• [TASK]: Reproduce each line of the material exactly, minus any picture.

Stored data
>> begin

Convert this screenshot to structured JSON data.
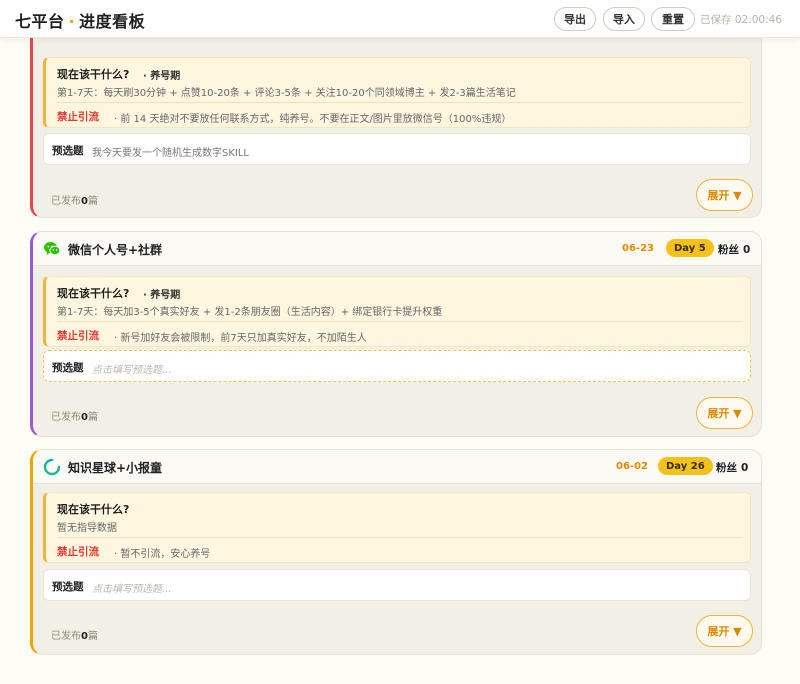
{
  "header": {
    "brand_left": "七平台",
    "brand_dot": "·",
    "brand_right": "进度看板",
    "export_label": "导出",
    "import_label": "导入",
    "reset_label": "重置",
    "saved_text": "已保存 02:00:46"
  },
  "cards": [
    {
      "accent": "#e8454f",
      "todo_question": "现在该干什么?",
      "phase": "· 养号期",
      "plan": "第1-7天：每天刷30分钟 + 点赞10-20条 + 评论3-5条 + 关注10-20个同领域博主 + 发2-3篇生活笔记",
      "ban_label": "禁止引流",
      "ban_text": "· 前 14 天绝对不要放任何联系方式，纯养号。不要在正文/图片里放微信号（100%违规）",
      "topic_label": "预选题",
      "topic_value": "我今天要发一个随机生成数字SKILL",
      "published_prefix": "已发布",
      "published_count": "0",
      "published_suffix": "篇",
      "expand_label": "展开 ▼"
    },
    {
      "accent": "#9b59d0",
      "platform_name": "微信个人号+社群",
      "platform_icon": "wechat-icon",
      "date": "06-23",
      "day": "Day 5",
      "fans_label": "粉丝",
      "fans_value": "0",
      "todo_question": "现在该干什么?",
      "phase": "· 养号期",
      "plan": "第1-7天：每天加3-5个真实好友 + 发1-2条朋友圈（生活内容）+ 绑定银行卡提升权重",
      "ban_label": "禁止引流",
      "ban_text": "· 新号加好友会被限制，前7天只加真实好友，不加陌生人",
      "topic_label": "预选题",
      "topic_placeholder": "点击填写预选题...",
      "published_prefix": "已发布",
      "published_count": "0",
      "published_suffix": "篇",
      "expand_label": "展开 ▼"
    },
    {
      "accent": "#f0a500",
      "platform_name": "知识星球+小报童",
      "platform_icon": "zsxq-icon",
      "date": "06-02",
      "day": "Day 26",
      "fans_label": "粉丝",
      "fans_value": "0",
      "todo_question": "现在该干什么?",
      "plan": "暂无指导数据",
      "ban_label": "禁止引流",
      "ban_text": "· 暂不引流，安心养号",
      "topic_label": "预选题",
      "topic_placeholder": "点击填写预选题...",
      "published_prefix": "已发布",
      "published_count": "0",
      "published_suffix": "篇",
      "expand_label": "展开 ▼"
    }
  ]
}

>> end

• [ANSWER TO THE TASK]:
Convert this screenshot to structured JSON data.
{
  "header": {
    "brand_left": "七平台",
    "brand_dot": "·",
    "brand_right": "进度看板",
    "export_label": "导出",
    "import_label": "导入",
    "reset_label": "重置",
    "saved_text": "已保存 02:00:46"
  },
  "cards": [
    {
      "accent": "#e8454f",
      "todo_question": "现在该干什么?",
      "phase": "· 养号期",
      "plan": "第1-7天：每天刷30分钟 + 点赞10-20条 + 评论3-5条 + 关注10-20个同领域博主 + 发2-3篇生活笔记",
      "ban_label": "禁止引流",
      "ban_text": "· 前 14 天绝对不要放任何联系方式，纯养号。不要在正文/图片里放微信号（100%违规）",
      "topic_label": "预选题",
      "topic_value": "我今天要发一个随机生成数字SKILL",
      "published_prefix": "已发布",
      "published_count": "0",
      "published_suffix": "篇",
      "expand_label": "展开 ▼"
    },
    {
      "accent": "#9b59d0",
      "platform_name": "微信个人号+社群",
      "platform_icon": "wechat-icon",
      "date": "06-23",
      "day": "Day 5",
      "fans_label": "粉丝",
      "fans_value": "0",
      "todo_question": "现在该干什么?",
      "phase": "· 养号期",
      "plan": "第1-7天：每天加3-5个真实好友 + 发1-2条朋友圈（生活内容）+ 绑定银行卡提升权重",
      "ban_label": "禁止引流",
      "ban_text": "· 新号加好友会被限制，前7天只加真实好友，不加陌生人",
      "topic_label": "预选题",
      "topic_placeholder": "点击填写预选题...",
      "published_prefix": "已发布",
      "published_count": "0",
      "published_suffix": "篇",
      "expand_label": "展开 ▼"
    },
    {
      "accent": "#f0a500",
      "platform_name": "知识星球+小报童",
      "platform_icon": "zsxq-icon",
      "date": "06-02",
      "day": "Day 26",
      "fans_label": "粉丝",
      "fans_value": "0",
      "todo_question": "现在该干什么?",
      "plan": "暂无指导数据",
      "ban_label": "禁止引流",
      "ban_text": "· 暂不引流，安心养号",
      "topic_label": "预选题",
      "topic_placeholder": "点击填写预选题...",
      "published_prefix": "已发布",
      "published_count": "0",
      "published_suffix": "篇",
      "expand_label": "展开 ▼"
    }
  ]
}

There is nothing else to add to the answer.